- What you should do: Which lines below hold the word "this"? Report each one.

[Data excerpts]
——
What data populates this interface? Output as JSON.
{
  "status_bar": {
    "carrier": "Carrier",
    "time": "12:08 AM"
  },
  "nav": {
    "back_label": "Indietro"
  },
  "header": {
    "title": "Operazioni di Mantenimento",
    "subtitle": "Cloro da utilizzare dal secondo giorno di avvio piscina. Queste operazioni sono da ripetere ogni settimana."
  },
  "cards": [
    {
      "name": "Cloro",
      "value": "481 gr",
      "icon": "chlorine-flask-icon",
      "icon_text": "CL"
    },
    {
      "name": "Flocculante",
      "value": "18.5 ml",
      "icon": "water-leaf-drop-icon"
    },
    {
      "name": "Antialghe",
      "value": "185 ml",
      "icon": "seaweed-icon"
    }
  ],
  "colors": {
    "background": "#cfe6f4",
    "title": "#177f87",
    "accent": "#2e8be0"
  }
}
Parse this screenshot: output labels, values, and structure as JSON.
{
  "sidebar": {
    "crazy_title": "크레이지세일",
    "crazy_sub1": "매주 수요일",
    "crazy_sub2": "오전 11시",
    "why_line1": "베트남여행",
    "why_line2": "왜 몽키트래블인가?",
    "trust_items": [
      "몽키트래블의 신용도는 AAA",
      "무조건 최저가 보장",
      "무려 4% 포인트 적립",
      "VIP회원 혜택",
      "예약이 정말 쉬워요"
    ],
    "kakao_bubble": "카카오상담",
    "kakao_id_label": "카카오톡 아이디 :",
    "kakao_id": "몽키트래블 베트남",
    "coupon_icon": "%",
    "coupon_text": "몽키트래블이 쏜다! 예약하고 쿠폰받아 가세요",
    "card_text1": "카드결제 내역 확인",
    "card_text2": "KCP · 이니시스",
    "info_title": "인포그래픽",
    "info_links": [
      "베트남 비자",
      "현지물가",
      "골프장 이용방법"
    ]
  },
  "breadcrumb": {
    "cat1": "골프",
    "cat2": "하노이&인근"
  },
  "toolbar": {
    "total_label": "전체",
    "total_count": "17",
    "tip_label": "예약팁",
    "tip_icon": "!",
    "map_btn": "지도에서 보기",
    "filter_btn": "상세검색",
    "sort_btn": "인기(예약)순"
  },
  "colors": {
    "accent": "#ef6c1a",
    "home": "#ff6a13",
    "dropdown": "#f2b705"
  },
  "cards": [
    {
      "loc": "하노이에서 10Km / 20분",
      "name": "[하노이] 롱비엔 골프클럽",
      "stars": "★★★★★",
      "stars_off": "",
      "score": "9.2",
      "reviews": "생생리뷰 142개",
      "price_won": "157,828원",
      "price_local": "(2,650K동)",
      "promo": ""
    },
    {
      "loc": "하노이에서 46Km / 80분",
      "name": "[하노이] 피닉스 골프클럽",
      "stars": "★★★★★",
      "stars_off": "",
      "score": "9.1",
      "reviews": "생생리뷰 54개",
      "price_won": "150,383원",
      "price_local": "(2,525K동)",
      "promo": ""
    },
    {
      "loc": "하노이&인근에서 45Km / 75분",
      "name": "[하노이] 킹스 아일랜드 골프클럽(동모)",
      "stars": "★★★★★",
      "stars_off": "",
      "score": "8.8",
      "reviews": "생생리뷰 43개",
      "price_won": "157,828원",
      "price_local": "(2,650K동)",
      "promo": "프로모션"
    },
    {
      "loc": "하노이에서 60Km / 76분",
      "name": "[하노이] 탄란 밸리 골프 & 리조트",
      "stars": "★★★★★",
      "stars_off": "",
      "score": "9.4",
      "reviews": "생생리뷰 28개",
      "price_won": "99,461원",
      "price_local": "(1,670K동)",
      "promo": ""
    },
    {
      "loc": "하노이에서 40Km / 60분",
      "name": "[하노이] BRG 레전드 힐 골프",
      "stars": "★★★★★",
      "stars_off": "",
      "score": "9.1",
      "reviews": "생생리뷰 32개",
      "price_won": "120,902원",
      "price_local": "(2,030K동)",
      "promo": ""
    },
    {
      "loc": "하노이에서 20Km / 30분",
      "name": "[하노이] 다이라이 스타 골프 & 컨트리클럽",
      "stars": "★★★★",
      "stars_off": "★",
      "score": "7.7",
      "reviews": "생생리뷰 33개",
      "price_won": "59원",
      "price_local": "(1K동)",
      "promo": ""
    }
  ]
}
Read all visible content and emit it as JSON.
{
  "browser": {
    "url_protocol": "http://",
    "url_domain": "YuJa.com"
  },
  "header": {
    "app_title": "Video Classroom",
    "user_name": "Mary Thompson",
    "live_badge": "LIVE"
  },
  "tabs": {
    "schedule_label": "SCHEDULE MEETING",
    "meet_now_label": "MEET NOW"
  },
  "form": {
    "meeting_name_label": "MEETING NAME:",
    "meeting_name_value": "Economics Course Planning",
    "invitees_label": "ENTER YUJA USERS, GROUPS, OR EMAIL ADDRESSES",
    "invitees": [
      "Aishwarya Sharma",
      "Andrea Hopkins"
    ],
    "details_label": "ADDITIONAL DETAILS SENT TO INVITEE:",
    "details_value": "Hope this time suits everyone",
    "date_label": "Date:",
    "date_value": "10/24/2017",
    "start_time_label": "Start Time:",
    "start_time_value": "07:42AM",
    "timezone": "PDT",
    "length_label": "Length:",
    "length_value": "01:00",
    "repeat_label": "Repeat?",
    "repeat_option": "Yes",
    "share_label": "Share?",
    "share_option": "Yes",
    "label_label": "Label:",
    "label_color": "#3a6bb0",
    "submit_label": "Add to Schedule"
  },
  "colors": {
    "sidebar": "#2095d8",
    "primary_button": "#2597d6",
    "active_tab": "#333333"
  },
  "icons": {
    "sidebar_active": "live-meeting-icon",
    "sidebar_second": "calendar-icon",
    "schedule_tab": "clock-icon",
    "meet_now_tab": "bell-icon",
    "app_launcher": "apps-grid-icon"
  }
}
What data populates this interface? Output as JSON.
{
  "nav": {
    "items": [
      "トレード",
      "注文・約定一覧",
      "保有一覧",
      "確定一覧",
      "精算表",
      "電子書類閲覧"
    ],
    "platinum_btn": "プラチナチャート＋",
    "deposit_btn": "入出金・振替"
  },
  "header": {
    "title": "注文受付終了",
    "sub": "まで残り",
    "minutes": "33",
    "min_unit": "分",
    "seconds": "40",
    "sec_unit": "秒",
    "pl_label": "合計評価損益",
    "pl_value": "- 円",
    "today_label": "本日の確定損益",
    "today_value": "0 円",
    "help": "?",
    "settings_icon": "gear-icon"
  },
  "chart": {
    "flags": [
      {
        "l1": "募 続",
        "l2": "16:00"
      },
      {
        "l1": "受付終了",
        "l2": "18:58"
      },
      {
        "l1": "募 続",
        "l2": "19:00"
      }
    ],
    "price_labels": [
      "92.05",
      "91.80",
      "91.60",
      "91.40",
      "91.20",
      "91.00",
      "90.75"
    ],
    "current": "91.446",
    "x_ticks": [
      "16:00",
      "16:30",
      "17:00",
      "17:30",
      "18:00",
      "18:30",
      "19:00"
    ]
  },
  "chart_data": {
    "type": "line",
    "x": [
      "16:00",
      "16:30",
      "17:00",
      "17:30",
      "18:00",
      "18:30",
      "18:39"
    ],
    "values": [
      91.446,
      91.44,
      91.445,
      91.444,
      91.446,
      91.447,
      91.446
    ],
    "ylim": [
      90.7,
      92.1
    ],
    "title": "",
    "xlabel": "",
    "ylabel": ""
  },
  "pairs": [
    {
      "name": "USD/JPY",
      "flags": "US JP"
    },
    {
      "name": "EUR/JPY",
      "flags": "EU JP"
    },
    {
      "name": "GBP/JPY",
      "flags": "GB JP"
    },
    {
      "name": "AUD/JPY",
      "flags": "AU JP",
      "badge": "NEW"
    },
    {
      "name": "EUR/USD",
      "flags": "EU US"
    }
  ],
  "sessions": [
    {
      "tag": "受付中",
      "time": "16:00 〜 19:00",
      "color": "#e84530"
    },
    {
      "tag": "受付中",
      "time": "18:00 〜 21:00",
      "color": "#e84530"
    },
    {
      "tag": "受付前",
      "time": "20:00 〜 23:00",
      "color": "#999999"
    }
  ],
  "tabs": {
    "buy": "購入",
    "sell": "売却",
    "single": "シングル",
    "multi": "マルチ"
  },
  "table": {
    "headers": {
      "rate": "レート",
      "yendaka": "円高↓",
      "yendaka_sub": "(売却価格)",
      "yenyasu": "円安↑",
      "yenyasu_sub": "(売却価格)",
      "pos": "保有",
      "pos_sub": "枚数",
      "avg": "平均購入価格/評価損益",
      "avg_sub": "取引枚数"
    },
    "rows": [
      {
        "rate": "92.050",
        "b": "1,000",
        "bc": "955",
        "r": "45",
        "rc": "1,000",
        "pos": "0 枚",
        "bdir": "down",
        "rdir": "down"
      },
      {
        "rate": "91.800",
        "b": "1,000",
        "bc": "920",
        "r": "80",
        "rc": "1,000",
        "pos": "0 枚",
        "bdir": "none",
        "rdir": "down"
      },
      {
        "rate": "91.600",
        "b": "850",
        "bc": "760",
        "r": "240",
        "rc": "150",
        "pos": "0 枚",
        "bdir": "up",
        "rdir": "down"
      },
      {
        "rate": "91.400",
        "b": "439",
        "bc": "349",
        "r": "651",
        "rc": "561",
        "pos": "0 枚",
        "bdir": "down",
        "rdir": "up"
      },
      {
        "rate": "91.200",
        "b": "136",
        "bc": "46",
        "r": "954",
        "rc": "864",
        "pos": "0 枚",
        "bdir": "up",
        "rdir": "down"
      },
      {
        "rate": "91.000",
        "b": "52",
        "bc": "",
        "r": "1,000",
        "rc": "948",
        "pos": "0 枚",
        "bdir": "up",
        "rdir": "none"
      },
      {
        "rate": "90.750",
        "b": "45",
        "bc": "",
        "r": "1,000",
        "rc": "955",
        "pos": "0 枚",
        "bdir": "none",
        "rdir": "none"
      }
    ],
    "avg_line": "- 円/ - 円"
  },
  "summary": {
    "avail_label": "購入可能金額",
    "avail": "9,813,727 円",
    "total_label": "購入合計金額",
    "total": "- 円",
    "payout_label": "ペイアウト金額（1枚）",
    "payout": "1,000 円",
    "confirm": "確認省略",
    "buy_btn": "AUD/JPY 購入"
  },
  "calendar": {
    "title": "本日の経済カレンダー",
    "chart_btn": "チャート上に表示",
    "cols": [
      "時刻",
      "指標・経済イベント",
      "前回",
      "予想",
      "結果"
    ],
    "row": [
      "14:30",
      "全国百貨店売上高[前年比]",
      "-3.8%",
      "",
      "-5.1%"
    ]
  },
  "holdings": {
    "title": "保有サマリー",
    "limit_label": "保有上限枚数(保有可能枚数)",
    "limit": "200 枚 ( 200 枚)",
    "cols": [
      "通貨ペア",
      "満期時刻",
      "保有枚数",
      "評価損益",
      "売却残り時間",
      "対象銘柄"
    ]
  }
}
——
- Final result:
What data populates this interface? Output as JSON.
Parse this screenshot: output labels, values, and structure as JSON.
    "details_value": "Hope this time suits everyone",
What data populates this interface? Output as JSON.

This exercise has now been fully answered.